» THE PROBLEM
Go through the listing and copy every line word for word.

▼

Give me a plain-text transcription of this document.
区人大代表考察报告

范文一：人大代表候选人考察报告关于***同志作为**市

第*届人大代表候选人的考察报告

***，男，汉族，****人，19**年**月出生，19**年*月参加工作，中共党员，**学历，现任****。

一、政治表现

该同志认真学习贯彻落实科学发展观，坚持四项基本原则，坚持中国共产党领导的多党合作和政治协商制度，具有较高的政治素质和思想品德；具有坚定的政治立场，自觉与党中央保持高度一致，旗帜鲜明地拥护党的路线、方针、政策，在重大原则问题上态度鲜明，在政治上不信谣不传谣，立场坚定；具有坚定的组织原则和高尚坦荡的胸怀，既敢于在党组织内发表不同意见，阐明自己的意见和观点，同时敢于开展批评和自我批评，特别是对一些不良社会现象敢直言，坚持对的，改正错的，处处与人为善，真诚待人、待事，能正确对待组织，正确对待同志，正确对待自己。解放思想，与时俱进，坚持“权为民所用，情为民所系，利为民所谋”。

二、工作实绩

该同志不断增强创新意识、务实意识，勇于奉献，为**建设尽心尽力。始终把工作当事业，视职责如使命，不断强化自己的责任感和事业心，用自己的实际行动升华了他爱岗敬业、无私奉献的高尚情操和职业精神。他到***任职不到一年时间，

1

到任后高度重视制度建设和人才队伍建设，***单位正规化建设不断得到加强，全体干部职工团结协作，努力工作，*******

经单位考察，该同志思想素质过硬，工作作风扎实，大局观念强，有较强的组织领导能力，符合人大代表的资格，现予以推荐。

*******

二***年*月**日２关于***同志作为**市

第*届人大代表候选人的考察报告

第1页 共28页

▲

» THE OUTPUT
Give me a plain-text transcription of this document.
区人大代表考察报告

范文一：人大代表候选人考察报告关于***同志作为**市

第*届人大代表候选人的考察报告

***，男，汉族，****人，19**年**月出生，19**年*月参加工作，中共党员，**学历，现任****。

一、政治表现

该同志认真学习贯彻落实科学发展观，坚持四项基本原则，坚持中国共产党领导的多党合作和政治协商制度，具有较高的政治素质和思想品德；具有坚定的政治立场，自觉与党中央保持高度一致，旗帜鲜明地拥护党的路线、方针、政策，在重大原则问题上态度鲜明，在政治上不信谣不传谣，立场坚定；具有坚定的组织原则和高尚坦荡的胸怀，既敢于在党组织内发表不同意见，阐明自己的意见和观点，同时敢于开展批评和自我批评，特别是对一些不良社会现象敢直言，坚持对的，改正错的，处处与人为善，真诚待人、待事，能正确对待组织，正确对待同志，正确对待自己。解放思想，与时俱进，坚持“权为民所用，情为民所系，利为民所谋”。

二、工作实绩

该同志不断增强创新意识、务实意识，勇于奉献，为**建设尽心尽力。始终把工作当事业，视职责如使命，不断强化自己的责任感和事业心，用自己的实际行动升华了他爱岗敬业、无私奉献的高尚情操和职业精神。他到***任职不到一年时间，

1

到任后高度重视制度建设和人才队伍建设，***单位正规化建设不断得到加强，全体干部职工团结协作，努力工作，*******

经单位考察，该同志思想素质过硬，工作作风扎实，大局观念强，有较强的组织领导能力，符合人大代表的资格，现予以推荐。

*******

二***年*月**日２关于***同志作为**市

第*届人大代表候选人的考察报告

第1页 共28页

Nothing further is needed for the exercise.